_Dataset records_
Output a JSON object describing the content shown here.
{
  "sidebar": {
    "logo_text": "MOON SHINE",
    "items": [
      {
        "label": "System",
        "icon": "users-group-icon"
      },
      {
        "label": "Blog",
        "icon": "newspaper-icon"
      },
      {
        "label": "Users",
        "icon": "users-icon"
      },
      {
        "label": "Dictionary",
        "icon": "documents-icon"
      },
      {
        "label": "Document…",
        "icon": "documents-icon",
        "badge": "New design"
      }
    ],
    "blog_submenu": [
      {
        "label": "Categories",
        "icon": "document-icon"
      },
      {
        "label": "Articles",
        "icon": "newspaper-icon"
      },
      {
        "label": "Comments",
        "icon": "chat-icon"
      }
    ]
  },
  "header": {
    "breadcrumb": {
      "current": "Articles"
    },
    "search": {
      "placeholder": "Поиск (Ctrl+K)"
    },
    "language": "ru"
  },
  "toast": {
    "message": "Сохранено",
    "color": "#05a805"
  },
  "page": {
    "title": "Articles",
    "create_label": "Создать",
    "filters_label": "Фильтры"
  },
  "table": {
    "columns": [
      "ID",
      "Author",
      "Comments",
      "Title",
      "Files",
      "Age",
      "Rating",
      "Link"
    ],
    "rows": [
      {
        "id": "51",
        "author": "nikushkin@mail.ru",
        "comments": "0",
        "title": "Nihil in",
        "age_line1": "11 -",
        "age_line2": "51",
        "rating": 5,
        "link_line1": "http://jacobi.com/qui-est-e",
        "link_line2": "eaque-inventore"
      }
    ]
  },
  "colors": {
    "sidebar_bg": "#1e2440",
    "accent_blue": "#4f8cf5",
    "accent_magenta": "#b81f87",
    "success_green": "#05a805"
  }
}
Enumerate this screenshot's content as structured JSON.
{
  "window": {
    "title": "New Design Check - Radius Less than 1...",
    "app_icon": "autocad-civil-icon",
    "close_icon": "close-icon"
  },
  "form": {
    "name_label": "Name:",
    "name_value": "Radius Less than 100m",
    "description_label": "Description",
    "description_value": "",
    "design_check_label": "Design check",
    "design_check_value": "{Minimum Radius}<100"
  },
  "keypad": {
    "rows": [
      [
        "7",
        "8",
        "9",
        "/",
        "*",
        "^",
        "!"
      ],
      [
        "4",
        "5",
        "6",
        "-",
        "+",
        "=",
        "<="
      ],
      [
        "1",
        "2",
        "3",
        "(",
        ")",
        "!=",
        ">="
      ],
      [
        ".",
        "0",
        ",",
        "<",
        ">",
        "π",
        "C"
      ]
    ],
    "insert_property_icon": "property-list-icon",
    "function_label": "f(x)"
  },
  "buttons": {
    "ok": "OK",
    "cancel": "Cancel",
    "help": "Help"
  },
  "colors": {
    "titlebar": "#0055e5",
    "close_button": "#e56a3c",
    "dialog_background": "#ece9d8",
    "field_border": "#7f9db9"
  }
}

_Problem requirements_
Reproduce all the records precisely.

_Output of the task_
Output a JSON object describing the content shown here.
{
  "sidebar": {
    "logo_text": "MOON SHINE",
    "items": [
      {
        "label": "System",
        "icon": "users-group-icon"
      },
      {
        "label": "Blog",
        "icon": "newspaper-icon"
      },
      {
        "label": "Users",
        "icon": "users-icon"
      },
      {
        "label": "Dictionary",
        "icon": "documents-icon"
      },
      {
        "label": "Document…",
        "icon": "documents-icon",
        "badge": "New design"
      }
    ],
    "blog_submenu": [
      {
        "label": "Categories",
        "icon": "document-icon"
      },
      {
        "label": "Articles",
        "icon": "newspaper-icon"
      },
      {
        "label": "Comments",
        "icon": "chat-icon"
      }
    ]
  },
  "header": {
    "breadcrumb": {
      "current": "Articles"
    },
    "search": {
      "placeholder": "Поиск (Ctrl+K)"
    },
    "language": "ru"
  },
  "toast": {
    "message": "Сохранено",
    "color": "#05a805"
  },
  "page": {
    "title": "Articles",
    "create_label": "Создать",
    "filters_label": "Фильтры"
  },
  "table": {
    "columns": [
      "ID",
      "Author",
      "Comments",
      "Title",
      "Files",
      "Age",
      "Rating",
      "Link"
    ],
    "rows": [
      {
        "id": "51",
        "author": "nikushkin@mail.ru",
        "comments": "0",
        "title": "Nihil in",
        "age_line1": "11 -",
        "age_line2": "51",
        "rating": 5,
        "link_line1": "http://jacobi.com/qui-est-e",
        "link_line2": "eaque-inventore"
      }
    ]
  },
  "colors": {
    "sidebar_bg": "#1e2440",
    "accent_blue": "#4f8cf5",
    "accent_magenta": "#b81f87",
    "success_green": "#05a805"
  }
}
Enumerate this screenshot's content as structured JSON.
{
  "window": {
    "title": "New Design Check - Radius Less than 1...",
    "app_icon": "autocad-civil-icon",
    "close_icon": "close-icon"
  },
  "form": {
    "name_label": "Name:",
    "name_value": "Radius Less than 100m",
    "description_label": "Description",
    "description_value": "",
    "design_check_label": "Design check",
    "design_check_value": "{Minimum Radius}<100"
  },
  "keypad": {
    "rows": [
      [
        "7",
        "8",
        "9",
        "/",
        "*",
        "^",
        "!"
      ],
      [
        "4",
        "5",
        "6",
        "-",
        "+",
        "=",
        "<="
      ],
      [
        "1",
        "2",
        "3",
        "(",
        ")",
        "!=",
        ">="
      ],
      [
        ".",
        "0",
        ",",
        "<",
        ">",
        "π",
        "C"
      ]
    ],
    "insert_property_icon": "property-list-icon",
    "function_label": "f(x)"
  },
  "buttons": {
    "ok": "OK",
    "cancel": "Cancel",
    "help": "Help"
  },
  "colors": {
    "titlebar": "#0055e5",
    "close_button": "#e56a3c",
    "dialog_background": "#ece9d8",
    "field_border": "#7f9db9"
  }
}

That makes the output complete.